Report, as a bare number, how many lines contain the string "Partition".

--- BEGIN ---

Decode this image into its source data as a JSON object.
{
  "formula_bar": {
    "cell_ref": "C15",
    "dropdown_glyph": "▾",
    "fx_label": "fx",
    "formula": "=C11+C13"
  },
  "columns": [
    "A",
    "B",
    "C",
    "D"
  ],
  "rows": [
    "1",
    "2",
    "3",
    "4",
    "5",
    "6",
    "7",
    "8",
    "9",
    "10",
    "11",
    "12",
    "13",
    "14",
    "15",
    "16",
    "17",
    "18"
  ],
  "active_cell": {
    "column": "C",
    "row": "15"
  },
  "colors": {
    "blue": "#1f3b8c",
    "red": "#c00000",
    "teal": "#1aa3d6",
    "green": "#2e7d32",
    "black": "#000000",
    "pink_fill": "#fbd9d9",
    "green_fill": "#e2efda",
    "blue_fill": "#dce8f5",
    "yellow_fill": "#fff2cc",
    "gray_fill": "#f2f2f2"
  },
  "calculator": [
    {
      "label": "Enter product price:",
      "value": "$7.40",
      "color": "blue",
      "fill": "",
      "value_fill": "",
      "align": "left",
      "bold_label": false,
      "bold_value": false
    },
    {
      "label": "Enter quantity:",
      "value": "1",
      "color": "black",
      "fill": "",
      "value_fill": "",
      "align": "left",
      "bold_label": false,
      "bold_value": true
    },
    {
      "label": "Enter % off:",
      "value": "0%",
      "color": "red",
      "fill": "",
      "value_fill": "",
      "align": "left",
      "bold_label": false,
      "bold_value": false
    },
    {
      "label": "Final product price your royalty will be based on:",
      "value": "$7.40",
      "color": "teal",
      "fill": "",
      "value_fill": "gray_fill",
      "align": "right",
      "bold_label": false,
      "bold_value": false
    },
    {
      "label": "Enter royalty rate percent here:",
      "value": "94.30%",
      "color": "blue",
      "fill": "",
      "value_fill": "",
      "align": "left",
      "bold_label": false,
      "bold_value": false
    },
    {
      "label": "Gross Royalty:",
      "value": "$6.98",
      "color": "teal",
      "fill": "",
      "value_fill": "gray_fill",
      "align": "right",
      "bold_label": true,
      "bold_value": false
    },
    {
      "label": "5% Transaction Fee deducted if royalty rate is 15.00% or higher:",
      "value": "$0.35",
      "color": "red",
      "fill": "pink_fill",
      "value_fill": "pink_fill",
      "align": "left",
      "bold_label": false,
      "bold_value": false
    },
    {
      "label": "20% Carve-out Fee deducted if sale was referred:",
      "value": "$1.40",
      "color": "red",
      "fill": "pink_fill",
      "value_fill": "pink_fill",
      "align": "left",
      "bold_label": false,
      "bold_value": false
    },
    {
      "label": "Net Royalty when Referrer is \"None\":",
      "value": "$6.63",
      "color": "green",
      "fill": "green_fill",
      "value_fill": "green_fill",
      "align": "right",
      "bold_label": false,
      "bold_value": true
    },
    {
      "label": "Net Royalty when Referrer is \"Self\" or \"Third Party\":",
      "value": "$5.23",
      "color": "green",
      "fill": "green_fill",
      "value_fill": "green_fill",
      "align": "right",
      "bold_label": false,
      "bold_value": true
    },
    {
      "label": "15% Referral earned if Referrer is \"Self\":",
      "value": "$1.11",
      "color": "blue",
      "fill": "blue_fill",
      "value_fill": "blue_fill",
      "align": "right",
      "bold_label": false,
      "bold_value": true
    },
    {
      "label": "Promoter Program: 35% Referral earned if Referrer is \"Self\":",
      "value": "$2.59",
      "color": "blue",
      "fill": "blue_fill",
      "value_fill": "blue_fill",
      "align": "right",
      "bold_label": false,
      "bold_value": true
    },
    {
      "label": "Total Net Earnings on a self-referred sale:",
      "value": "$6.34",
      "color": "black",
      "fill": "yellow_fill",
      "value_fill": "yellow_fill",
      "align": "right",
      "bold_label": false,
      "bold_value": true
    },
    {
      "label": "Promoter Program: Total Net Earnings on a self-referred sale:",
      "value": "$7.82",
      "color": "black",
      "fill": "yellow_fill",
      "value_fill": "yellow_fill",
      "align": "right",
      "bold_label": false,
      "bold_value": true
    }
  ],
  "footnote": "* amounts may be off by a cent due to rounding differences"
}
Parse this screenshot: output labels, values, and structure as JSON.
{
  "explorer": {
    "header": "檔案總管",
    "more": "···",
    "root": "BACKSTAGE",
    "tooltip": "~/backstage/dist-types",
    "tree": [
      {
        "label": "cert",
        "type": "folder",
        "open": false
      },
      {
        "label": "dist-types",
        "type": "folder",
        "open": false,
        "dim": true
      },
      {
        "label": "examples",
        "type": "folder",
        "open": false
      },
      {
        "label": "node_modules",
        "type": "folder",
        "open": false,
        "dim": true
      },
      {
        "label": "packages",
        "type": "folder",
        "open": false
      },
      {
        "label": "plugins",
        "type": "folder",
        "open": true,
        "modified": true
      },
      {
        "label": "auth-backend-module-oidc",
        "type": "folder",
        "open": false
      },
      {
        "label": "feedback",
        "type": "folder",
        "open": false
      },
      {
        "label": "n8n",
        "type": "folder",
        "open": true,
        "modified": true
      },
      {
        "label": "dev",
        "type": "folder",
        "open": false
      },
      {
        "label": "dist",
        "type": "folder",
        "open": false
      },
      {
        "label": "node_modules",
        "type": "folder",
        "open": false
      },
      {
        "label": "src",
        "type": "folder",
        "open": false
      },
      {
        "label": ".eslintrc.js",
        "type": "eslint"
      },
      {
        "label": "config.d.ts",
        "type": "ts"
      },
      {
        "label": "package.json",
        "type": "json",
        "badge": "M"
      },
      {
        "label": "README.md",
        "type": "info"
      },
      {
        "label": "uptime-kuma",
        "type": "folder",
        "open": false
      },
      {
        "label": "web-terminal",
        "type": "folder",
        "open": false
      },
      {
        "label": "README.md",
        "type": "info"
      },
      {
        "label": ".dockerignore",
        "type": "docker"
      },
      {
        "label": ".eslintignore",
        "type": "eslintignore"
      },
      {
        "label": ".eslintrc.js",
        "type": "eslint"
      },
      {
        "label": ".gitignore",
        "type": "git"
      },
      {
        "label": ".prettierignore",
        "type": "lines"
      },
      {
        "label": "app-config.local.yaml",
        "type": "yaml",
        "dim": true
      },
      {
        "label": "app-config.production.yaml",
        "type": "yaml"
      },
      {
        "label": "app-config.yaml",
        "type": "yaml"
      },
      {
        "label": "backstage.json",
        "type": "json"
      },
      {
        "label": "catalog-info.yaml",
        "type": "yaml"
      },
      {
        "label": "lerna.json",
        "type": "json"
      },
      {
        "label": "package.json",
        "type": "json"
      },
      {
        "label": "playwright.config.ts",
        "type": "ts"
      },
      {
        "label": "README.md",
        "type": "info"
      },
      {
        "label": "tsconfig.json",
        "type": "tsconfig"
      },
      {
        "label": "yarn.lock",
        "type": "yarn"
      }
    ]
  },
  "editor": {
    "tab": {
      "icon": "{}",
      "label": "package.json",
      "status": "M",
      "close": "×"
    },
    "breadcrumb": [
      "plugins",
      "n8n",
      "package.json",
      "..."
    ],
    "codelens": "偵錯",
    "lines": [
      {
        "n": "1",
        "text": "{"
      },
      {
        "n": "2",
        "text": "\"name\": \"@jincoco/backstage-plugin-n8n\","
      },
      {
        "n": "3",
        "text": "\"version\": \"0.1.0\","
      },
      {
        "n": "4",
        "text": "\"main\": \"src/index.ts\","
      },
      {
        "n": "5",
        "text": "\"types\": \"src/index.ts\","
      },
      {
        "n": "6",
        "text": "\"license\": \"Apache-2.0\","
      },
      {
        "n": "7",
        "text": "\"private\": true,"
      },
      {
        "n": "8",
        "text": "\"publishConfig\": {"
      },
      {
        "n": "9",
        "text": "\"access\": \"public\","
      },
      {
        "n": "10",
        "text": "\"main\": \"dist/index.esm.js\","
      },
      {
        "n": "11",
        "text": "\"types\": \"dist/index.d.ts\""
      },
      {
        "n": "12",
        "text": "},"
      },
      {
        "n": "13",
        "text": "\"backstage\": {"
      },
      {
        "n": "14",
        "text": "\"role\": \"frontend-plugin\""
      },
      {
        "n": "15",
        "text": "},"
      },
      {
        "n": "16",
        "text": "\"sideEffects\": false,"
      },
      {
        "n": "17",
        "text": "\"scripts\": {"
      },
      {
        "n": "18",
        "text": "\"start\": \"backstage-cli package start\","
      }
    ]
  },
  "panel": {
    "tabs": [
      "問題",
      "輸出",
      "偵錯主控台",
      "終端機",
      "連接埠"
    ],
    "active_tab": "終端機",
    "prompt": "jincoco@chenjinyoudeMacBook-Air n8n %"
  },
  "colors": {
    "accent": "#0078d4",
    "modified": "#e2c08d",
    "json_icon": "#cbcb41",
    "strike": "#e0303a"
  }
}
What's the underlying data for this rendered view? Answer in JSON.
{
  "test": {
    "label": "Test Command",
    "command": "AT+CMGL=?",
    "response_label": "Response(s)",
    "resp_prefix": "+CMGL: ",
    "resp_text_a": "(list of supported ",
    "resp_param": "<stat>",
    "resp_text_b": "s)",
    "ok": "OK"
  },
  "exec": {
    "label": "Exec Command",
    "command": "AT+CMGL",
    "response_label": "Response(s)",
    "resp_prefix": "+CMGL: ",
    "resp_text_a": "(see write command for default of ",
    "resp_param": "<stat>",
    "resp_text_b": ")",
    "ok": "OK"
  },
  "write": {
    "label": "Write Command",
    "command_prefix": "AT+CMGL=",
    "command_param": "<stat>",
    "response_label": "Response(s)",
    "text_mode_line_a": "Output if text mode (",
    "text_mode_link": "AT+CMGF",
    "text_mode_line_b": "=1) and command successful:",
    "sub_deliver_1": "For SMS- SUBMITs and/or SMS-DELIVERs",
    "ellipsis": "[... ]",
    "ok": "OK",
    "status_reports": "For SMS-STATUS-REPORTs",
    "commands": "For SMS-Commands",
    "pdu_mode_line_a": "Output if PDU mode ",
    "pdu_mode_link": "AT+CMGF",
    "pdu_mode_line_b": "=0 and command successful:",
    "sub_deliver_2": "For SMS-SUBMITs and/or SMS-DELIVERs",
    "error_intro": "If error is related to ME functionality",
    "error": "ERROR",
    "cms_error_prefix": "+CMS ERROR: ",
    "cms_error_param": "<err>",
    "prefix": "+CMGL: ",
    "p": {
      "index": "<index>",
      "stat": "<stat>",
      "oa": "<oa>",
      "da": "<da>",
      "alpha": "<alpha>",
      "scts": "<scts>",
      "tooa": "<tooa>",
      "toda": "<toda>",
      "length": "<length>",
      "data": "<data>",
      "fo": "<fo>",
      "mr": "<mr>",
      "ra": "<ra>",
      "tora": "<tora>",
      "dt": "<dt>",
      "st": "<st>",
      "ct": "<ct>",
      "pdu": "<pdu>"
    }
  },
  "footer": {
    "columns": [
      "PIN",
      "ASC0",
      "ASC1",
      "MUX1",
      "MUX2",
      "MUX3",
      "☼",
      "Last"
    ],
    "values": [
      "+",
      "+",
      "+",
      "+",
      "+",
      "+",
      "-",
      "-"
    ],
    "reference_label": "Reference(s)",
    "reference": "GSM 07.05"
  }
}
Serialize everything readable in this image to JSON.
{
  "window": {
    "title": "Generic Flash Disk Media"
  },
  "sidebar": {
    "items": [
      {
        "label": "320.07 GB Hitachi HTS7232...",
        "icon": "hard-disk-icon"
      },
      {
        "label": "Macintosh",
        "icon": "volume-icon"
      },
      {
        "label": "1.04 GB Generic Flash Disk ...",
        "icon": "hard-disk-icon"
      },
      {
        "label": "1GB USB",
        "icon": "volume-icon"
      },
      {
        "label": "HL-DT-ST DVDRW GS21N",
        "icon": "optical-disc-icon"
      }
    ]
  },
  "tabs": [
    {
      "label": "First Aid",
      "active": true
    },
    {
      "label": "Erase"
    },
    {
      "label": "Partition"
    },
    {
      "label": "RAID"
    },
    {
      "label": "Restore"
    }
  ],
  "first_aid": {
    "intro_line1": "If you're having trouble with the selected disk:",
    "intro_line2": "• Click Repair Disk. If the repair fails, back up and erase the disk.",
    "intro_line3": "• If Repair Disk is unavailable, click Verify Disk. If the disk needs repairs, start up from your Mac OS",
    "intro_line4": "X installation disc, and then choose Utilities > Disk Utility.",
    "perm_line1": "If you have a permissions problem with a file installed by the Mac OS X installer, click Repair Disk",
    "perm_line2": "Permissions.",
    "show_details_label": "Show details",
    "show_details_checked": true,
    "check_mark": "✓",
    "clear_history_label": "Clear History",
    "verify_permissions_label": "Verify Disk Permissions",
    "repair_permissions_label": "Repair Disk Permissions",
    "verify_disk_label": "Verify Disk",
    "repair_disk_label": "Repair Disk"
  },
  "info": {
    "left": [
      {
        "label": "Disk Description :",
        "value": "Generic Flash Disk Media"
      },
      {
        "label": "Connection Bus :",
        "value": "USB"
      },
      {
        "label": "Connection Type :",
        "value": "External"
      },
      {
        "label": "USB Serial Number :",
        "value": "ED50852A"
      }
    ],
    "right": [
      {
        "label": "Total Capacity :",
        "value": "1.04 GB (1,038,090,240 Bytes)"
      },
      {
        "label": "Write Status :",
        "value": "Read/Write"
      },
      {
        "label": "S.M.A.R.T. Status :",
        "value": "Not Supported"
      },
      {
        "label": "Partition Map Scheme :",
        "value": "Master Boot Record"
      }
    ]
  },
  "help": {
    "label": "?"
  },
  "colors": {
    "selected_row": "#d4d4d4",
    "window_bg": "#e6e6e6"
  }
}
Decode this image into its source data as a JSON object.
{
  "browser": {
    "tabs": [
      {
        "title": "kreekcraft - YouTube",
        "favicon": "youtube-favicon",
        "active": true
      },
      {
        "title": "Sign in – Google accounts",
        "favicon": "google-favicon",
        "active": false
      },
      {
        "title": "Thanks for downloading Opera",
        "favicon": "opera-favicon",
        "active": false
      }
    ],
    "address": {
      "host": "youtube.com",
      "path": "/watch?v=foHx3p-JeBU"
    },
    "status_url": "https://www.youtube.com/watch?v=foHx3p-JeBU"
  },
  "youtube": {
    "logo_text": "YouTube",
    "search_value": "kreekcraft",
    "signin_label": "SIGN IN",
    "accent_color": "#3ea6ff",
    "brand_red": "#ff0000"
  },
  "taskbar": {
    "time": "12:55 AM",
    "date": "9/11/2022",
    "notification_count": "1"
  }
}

--- END ---

Reply
2